On the trail of vineyards (III): PALACIOS LOWENSTEIN

We continue our journey on the trail of vineyards, “Tras las viñas”, the book by Josep Roca and Inma Puig. Two new chapters for three great oenologists and winegrowers -how scarce and imprecise the Spanish language is to define their work-. The former is very close to our hearts. As always, what we are able to describe here is a small and pale expression of what the book has to offer.

ÁLVARO PALACIOS & RICARDO PÉREZ PALACIOS Álvaro Palacios winery (Priorat), descendants of J. Palacios (Bierzo), Palacios Remondo winery (La Rioja). Spain. “The mystery of wine”.

 

This time there are two regions of Spain being visited: Priorat and Bierzo.

There is also mention of a winery in the land of Rioja, but there is no visit to the vineyards here, so the reference to this region will have to remain in these letters for later.

As for Priorat, I cannot help but start recalling my own memories. Way back in the early eighties of the last century, I must have travelled to Falset every week for a few months, for work reasons far removed from the world of wine (which must have had a reasonable impact on my eyes). I used to go through the interior from Tarragona via Reus.

It was a myriad of curves, of hills that followed one another as far as the eye could see, whose hidden beauty could be guessed, intuited, but I never had the time to linger on it. Many years later, but years before Laventura even existed as a possibility, I went to meet Bryan MacRobert there; it must have been in 2010 or 2011. And there I met him in a village winery in the village. It was “Terroir al limit”, a name that puzzled me at the time. The first time I saw him, he was pumping up the must in a tank, portable but large, low and wide, with his hands and arms reaching well above his elbows into the must, embracing it and stirring it at the same time.

They had prepared (he and my daughter, the cause of all the ensuing commotion) an outing, so off we went in an all-terrain vehicle, up and down hills, along paths on the verge of extinction, endless twists and turns, until we reached the top of a vineyard that gave me a complex feeling of compassion and admiration. It is called Les Tesses. There they had prepared a snack for us while we watched the sun go down. There I grasped all the beauty and mystery of the Priorat.

Written problem 1 → Which towns does the vineyards article name in recalling the writer's work trips of the early eighties?
Written problem 2 → Could you carry on the article about the Priorat vineyards from the point where it stops?

Data rows →
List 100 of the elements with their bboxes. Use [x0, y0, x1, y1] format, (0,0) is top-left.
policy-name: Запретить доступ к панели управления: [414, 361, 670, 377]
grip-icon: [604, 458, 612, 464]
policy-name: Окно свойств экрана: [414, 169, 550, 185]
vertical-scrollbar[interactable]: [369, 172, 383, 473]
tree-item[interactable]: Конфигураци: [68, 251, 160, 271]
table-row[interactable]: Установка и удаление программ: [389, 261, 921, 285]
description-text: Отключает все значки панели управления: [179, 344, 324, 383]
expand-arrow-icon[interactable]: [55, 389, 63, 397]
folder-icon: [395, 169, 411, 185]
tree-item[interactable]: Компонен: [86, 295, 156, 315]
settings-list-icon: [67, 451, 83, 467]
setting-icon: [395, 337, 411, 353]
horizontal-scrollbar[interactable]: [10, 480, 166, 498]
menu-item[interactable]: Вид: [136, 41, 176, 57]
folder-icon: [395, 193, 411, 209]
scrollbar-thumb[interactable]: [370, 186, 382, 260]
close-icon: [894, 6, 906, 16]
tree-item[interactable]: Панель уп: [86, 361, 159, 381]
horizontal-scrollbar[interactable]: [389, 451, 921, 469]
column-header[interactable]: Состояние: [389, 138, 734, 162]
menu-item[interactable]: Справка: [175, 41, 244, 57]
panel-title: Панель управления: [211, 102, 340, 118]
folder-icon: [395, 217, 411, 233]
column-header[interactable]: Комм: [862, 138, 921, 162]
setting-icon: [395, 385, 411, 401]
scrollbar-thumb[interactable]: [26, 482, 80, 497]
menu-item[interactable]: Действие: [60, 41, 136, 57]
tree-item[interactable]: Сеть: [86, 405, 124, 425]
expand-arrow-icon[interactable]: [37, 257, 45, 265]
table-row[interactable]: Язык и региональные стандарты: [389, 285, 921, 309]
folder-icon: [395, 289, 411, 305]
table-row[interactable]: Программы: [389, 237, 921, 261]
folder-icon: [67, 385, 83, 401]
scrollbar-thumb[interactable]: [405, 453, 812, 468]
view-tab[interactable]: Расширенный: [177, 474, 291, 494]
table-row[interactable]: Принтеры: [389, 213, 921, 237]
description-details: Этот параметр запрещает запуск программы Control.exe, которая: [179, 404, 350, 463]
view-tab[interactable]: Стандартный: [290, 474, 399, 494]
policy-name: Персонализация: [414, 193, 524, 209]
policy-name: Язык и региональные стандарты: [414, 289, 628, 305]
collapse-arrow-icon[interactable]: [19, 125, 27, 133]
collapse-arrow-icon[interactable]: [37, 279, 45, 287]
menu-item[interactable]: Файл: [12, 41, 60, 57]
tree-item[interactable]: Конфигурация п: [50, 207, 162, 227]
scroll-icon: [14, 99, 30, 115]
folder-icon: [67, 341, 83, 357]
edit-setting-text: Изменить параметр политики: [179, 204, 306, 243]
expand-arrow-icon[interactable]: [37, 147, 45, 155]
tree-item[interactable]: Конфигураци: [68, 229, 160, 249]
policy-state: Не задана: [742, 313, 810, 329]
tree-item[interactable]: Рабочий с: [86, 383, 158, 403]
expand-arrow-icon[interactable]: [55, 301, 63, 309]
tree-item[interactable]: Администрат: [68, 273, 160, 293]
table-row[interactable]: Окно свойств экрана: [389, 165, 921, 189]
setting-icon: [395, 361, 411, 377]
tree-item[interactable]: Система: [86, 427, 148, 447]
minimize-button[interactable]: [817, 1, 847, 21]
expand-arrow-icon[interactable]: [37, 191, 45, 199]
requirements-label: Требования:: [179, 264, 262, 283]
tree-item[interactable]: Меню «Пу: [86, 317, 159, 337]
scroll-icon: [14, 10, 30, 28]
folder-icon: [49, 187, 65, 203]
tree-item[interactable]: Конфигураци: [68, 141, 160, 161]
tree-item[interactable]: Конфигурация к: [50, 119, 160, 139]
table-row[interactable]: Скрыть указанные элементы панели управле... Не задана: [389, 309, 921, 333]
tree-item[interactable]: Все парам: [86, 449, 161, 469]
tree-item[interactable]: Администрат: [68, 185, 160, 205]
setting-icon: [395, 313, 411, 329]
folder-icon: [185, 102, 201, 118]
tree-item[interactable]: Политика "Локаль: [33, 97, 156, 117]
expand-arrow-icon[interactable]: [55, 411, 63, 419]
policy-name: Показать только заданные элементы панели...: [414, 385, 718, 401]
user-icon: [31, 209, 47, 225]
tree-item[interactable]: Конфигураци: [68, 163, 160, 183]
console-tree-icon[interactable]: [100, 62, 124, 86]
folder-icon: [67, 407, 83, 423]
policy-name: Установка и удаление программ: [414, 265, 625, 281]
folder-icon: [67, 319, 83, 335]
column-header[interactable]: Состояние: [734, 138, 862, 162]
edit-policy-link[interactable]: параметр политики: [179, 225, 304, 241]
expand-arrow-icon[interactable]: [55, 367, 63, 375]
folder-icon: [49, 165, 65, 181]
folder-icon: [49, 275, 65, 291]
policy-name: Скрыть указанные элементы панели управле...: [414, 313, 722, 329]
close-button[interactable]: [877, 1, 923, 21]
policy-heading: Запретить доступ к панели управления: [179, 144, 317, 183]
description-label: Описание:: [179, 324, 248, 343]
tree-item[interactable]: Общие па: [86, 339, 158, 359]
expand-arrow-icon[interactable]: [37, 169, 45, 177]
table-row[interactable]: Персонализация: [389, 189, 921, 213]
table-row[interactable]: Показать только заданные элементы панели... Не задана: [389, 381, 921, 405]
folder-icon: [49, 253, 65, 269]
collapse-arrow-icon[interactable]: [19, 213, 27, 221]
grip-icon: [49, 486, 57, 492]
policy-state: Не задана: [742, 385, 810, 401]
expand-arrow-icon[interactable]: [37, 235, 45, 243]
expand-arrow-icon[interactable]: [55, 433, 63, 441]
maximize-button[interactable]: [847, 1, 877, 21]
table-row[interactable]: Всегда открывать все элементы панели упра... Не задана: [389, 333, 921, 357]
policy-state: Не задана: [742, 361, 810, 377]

Exercise response 1 → Falset, Tarragona and Reus.

Exercise response 2 →
I was thinking about all this while reading the words of Álvaro Palacios, his search for a fragmented territory with a multitude of plots of old vines of monastic origin, the importance of geology and geo-climatic conditions, the “here ends the good and there begins the less good”, the names of the vineyards: Dofí, Les Terrasses, L’Ermita; the affinity of the plants with the environment, the magical mystery of this special wine…

And he tells us more things the story of which I try to apply to myself: the predilection for Garnacha, with a touch of Carignan, the goblet-trained vines that protect the clusters, the ecological care, the expensive wine, because without money there is no great wine, the paradoxical difficulties of the famous Rioja to sell expensive wine…

 

But it is not true that the best wine is made by nature. The best of all possible natures without the care of man does not produce even the worst of wines. Nature provides the sustenance, man provides the responsibility, the duty to perceive, respect and bring out all the greatness found in it.

Ricardo Palacios, Álvaro’s nephew, takes us on a visit to Bierzo. Here, we are told, buying a vineyard means buying both a mosaic of cultivated vegetation and a part of the forest; it means respecting an ancestral reality. The land and the cultivation are organised according to the characteristics of the soil, and governed by “permaculture”, which organises the vineyards according to the use of the crops and the proximity of the house. The vineyards are dry-farmed and not close to the house because it is not a garden product for daily consumption.

Varieties, mainly mencía, but also other minority varieties with some particularly suggestive names: alicante bouschet, panicarne, estaladiña, caiño, negreda, and even some old tempranillo among the reds; palomino, valenciana and godello among the whites.

Evidently, when it comes to the care of his vineyards: Las Lamas, Moncerbal, La Faraona… – the latter is named after the traditional Rioja name of the vat in the winery that contained the best wine – Ricardo honours his family lineage.

“The vineyard, the variety, the vintage and the hand of man”. That is the order of factors in the making of a good wine.

REINHARD LÖWENSTEIN Winery Heymann-Löwenstein, Winningen, Moselle. Germany. “The wines of heaven”.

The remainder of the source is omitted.